En México, la violencia contra las mujeres no solo se normaliza: se institucionaliza, se justifica, se invisibiliza y se archiva con una frialdad espeluznante.

No importa cuántas denuncias haya, ni cuántos expedientes se acumulen, ni cuántas hijas, hermanas, esposas o madres griten por justicia: si el agresor tiene poder, si representa votos, si aporta a la causa, si tiene una camiseta del color correcto, el sistema, desde siempre, lo protege.

La semana pasada, el Congreso votó en su mayoría en contra del desafuero de Cuauhtémoc Blanco, exgobernador de Morelos, hoy diputado federal, acusado formalmente de tentativa de violación. La decisión fue celebrada, irónicamente, blindándolo entre aplausos, porras y gritos de apoyo de diputadas del oficialismo.

La mayoría legislativa se negó a retirarle el fuero y permitir que enfrentara el proceso como cualquier ciudadano. Votaron por protegerlo.

━━━━

#### [Reto 1]
Copie de forma literal las líneas de los registros, empezando por la primera y continuando hasta la línea que contiene "88, 818, 107]", ambas incluidas.

━━━━

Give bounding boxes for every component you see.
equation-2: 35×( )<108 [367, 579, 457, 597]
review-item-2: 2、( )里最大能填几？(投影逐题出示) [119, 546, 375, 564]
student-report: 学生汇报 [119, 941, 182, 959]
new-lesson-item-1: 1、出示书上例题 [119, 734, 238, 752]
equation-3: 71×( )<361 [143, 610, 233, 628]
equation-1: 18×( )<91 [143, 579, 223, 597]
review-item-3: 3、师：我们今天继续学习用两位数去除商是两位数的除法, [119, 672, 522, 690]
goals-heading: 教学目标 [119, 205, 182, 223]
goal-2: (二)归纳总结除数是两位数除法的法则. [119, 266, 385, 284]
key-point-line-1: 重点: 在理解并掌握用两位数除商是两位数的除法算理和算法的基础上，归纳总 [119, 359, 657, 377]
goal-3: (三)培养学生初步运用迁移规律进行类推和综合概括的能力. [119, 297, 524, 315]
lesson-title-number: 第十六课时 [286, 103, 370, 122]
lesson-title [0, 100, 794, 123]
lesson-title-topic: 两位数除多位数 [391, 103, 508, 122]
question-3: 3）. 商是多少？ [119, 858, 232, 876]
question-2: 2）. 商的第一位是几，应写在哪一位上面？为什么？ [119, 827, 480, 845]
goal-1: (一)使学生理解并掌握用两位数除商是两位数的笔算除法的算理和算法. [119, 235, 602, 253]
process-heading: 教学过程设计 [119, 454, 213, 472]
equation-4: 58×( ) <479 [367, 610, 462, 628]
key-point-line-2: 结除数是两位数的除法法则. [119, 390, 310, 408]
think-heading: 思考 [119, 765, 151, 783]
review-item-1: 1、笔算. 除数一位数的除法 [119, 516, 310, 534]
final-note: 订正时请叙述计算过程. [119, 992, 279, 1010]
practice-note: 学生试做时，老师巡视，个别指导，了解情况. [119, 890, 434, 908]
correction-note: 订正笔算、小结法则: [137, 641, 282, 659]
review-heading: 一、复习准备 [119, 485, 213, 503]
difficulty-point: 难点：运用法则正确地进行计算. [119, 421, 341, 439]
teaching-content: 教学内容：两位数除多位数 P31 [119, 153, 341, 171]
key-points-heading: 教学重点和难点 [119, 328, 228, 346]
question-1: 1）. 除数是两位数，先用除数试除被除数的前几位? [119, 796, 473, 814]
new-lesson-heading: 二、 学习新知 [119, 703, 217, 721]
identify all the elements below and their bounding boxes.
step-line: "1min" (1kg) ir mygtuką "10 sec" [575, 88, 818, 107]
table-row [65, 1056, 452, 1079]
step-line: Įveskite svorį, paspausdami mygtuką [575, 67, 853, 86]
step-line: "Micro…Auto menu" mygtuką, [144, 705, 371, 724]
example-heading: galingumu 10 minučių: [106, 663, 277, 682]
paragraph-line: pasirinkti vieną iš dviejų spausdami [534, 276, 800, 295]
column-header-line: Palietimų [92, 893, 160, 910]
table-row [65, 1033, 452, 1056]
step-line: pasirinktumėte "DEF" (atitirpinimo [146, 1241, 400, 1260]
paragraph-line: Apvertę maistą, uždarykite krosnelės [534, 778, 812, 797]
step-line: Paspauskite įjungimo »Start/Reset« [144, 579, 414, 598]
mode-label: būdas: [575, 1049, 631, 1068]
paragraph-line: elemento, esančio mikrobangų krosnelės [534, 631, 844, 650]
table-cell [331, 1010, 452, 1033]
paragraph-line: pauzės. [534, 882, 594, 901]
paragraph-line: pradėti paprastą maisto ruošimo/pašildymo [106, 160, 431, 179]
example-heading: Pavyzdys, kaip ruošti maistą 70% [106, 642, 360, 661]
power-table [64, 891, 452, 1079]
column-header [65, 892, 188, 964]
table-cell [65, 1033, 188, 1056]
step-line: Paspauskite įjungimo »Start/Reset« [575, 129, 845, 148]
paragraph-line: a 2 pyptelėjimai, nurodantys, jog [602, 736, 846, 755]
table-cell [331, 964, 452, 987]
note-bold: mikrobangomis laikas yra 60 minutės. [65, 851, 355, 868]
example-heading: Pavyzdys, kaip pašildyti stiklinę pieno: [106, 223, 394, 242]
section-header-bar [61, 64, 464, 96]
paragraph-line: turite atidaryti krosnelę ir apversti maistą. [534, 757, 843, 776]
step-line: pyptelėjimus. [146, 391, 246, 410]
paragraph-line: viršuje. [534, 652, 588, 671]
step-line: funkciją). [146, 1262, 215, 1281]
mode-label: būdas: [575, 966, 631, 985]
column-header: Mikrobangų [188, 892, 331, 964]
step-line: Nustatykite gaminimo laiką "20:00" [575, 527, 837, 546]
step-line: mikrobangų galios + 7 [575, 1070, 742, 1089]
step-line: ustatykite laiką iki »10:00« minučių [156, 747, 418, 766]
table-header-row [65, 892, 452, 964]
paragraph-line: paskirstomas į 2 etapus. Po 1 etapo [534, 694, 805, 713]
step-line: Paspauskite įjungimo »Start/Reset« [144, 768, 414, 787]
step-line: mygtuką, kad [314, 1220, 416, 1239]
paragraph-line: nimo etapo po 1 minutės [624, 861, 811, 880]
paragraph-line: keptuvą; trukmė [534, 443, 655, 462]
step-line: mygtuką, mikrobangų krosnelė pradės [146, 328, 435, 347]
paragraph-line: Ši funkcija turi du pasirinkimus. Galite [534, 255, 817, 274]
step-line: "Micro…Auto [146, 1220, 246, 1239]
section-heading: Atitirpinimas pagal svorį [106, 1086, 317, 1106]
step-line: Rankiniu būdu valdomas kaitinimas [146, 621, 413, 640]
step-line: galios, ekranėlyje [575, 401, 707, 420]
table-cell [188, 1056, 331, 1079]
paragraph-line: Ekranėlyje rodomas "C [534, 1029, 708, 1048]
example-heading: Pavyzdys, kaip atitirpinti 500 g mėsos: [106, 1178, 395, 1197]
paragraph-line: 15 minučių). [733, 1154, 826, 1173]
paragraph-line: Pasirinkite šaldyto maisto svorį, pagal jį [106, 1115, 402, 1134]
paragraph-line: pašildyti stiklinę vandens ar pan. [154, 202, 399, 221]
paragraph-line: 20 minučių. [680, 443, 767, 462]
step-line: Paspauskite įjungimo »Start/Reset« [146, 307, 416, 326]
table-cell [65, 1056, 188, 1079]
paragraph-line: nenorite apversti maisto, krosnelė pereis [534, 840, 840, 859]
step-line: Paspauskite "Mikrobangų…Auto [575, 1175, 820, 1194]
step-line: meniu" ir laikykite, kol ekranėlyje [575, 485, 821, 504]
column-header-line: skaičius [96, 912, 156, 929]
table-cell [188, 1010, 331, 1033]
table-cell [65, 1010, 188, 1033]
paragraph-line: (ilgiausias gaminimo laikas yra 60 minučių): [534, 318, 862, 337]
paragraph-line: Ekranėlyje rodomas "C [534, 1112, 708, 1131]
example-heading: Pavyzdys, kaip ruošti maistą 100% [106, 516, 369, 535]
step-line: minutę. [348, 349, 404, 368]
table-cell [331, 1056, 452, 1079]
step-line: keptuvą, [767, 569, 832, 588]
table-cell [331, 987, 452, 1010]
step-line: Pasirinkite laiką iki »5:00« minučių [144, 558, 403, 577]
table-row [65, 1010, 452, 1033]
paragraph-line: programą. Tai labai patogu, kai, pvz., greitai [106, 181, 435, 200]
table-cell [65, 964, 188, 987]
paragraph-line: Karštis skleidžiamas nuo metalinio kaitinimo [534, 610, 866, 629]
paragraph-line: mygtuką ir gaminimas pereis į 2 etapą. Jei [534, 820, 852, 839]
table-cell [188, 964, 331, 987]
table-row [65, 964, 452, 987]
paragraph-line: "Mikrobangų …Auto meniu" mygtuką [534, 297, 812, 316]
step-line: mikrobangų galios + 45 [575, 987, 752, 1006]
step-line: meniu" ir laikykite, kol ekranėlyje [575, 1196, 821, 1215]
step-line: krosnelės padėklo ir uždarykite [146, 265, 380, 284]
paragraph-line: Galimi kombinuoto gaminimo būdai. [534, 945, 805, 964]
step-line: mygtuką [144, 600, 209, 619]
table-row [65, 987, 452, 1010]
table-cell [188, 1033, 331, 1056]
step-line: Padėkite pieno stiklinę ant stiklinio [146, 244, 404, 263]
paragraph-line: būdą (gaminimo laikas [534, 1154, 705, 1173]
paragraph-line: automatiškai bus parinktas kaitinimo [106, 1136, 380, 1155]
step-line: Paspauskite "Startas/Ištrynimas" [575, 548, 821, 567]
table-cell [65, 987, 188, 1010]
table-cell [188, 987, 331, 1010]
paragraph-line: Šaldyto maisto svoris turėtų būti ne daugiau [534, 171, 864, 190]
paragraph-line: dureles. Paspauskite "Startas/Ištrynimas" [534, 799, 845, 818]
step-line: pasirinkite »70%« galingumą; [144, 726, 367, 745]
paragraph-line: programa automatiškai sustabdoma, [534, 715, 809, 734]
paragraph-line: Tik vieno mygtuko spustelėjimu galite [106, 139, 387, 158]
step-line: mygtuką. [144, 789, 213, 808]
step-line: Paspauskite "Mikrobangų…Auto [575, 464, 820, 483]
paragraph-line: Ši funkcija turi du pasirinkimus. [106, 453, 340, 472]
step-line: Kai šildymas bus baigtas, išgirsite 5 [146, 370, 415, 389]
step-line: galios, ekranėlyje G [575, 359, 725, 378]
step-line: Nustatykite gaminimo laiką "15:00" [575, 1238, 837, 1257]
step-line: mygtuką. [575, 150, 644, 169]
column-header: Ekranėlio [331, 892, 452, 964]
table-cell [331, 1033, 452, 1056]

━━━━

#### [Reto 2]
Según el texto sobre la violencia contra las mujeres en México, ¿de qué delito está acusado formalmente Cuauhtémoc Blanco?

#### [Respuesta escrita 1]
Give bounding boxes for every component you see.
equation-2: 35×( )<108 [367, 579, 457, 597]
review-item-2: 2、( )里最大能填几？(投影逐题出示) [119, 546, 375, 564]
student-report: 学生汇报 [119, 941, 182, 959]
new-lesson-item-1: 1、出示书上例题 [119, 734, 238, 752]
equation-3: 71×( )<361 [143, 610, 233, 628]
equation-1: 18×( )<91 [143, 579, 223, 597]
review-item-3: 3、师：我们今天继续学习用两位数去除商是两位数的除法, [119, 672, 522, 690]
goals-heading: 教学目标 [119, 205, 182, 223]
goal-2: (二)归纳总结除数是两位数除法的法则. [119, 266, 385, 284]
key-point-line-1: 重点: 在理解并掌握用两位数除商是两位数的除法算理和算法的基础上，归纳总 [119, 359, 657, 377]
goal-3: (三)培养学生初步运用迁移规律进行类推和综合概括的能力. [119, 297, 524, 315]
lesson-title-number: 第十六课时 [286, 103, 370, 122]
lesson-title [0, 100, 794, 123]
lesson-title-topic: 两位数除多位数 [391, 103, 508, 122]
question-3: 3）. 商是多少？ [119, 858, 232, 876]
question-2: 2）. 商的第一位是几，应写在哪一位上面？为什么？ [119, 827, 480, 845]
goal-1: (一)使学生理解并掌握用两位数除商是两位数的笔算除法的算理和算法. [119, 235, 602, 253]
process-heading: 教学过程设计 [119, 454, 213, 472]
equation-4: 58×( ) <479 [367, 610, 462, 628]
key-point-line-2: 结除数是两位数的除法法则. [119, 390, 310, 408]
think-heading: 思考 [119, 765, 151, 783]
review-item-1: 1、笔算. 除数一位数的除法 [119, 516, 310, 534]
final-note: 订正时请叙述计算过程. [119, 992, 279, 1010]
practice-note: 学生试做时，老师巡视，个别指导，了解情况. [119, 890, 434, 908]
correction-note: 订正笔算、小结法则: [137, 641, 282, 659]
review-heading: 一、复习准备 [119, 485, 213, 503]
difficulty-point: 难点：运用法则正确地进行计算. [119, 421, 341, 439]
teaching-content: 教学内容：两位数除多位数 P31 [119, 153, 341, 171]
key-points-heading: 教学重点和难点 [119, 328, 228, 346]
question-1: 1）. 除数是两位数，先用除数试除被除数的前几位? [119, 796, 473, 814]
new-lesson-heading: 二、 学习新知 [119, 703, 217, 721]
identify all the elements below and their bounding boxes.
step-line: "1min" (1kg) ir mygtuką "10 sec" [575, 88, 818, 107]

#### [Respuesta escrita 2]
De tentativa de violación.